--- Dataset records ---
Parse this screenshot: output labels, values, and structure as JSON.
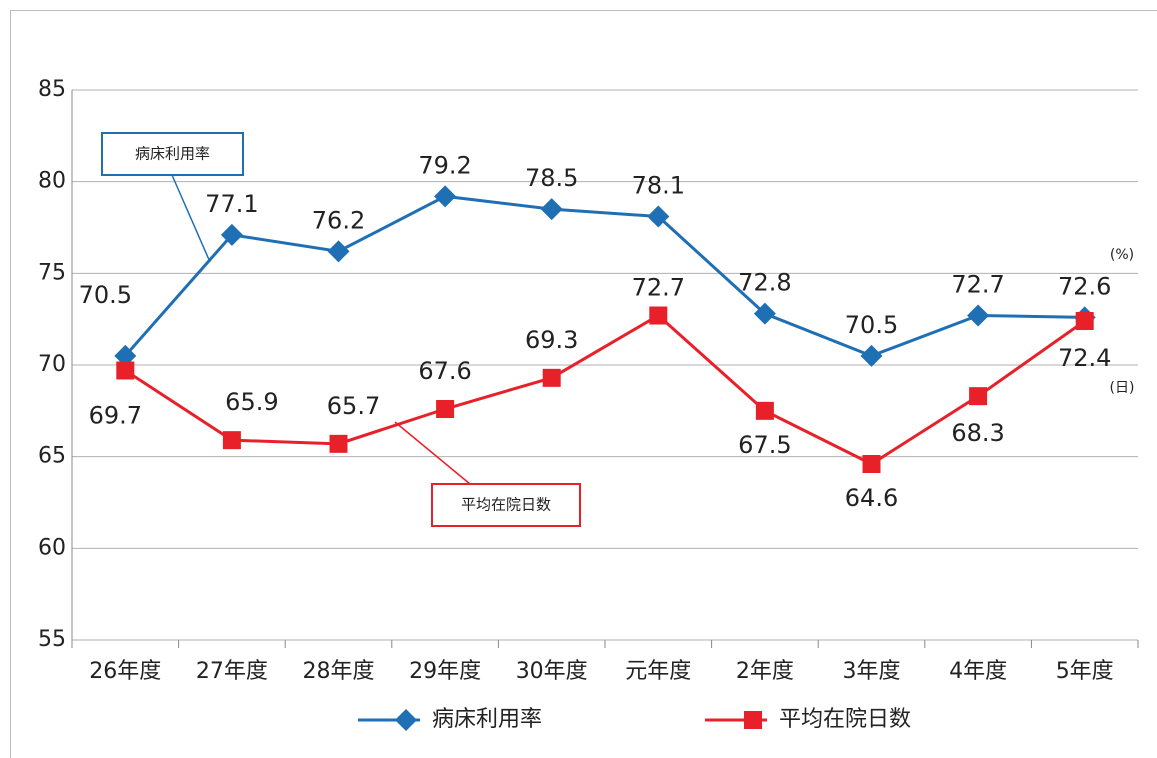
{
  "chart_data": {
    "type": "line",
    "categories": [
      "26年度",
      "27年度",
      "28年度",
      "29年度",
      "30年度",
      "元年度",
      "2年度",
      "3年度",
      "4年度",
      "5年度"
    ],
    "series": [
      {
        "name": "病床利用率",
        "color": "#1f6fb5",
        "marker": "diamond",
        "values": [
          70.5,
          77.1,
          76.2,
          79.2,
          78.5,
          78.1,
          72.8,
          70.5,
          72.7,
          72.6
        ]
      },
      {
        "name": "平均在院日数",
        "color": "#e8202a",
        "marker": "square",
        "values": [
          69.7,
          65.9,
          65.7,
          67.6,
          69.3,
          72.7,
          67.5,
          64.6,
          68.3,
          72.4
        ]
      }
    ],
    "ylim": [
      55,
      85
    ],
    "yticks": [
      55,
      60,
      65,
      70,
      75,
      80,
      85
    ],
    "grid": true,
    "callouts": [
      "病床利用率",
      "平均在院日数"
    ],
    "units": [
      "(%)",
      "(日)"
    ]
  }
}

--- What you should do ---
Can the entries above be repeated exactly, without their pictures?

--- Solved exercise ---
Parse this screenshot: output labels, values, and structure as JSON.
{
  "chart_data": {
    "type": "line",
    "categories": [
      "26年度",
      "27年度",
      "28年度",
      "29年度",
      "30年度",
      "元年度",
      "2年度",
      "3年度",
      "4年度",
      "5年度"
    ],
    "series": [
      {
        "name": "病床利用率",
        "color": "#1f6fb5",
        "marker": "diamond",
        "values": [
          70.5,
          77.1,
          76.2,
          79.2,
          78.5,
          78.1,
          72.8,
          70.5,
          72.7,
          72.6
        ]
      },
      {
        "name": "平均在院日数",
        "color": "#e8202a",
        "marker": "square",
        "values": [
          69.7,
          65.9,
          65.7,
          67.6,
          69.3,
          72.7,
          67.5,
          64.6,
          68.3,
          72.4
        ]
      }
    ],
    "ylim": [
      55,
      85
    ],
    "yticks": [
      55,
      60,
      65,
      70,
      75,
      80,
      85
    ],
    "grid": true,
    "callouts": [
      "病床利用率",
      "平均在院日数"
    ],
    "units": [
      "(%)",
      "(日)"
    ]
  }
}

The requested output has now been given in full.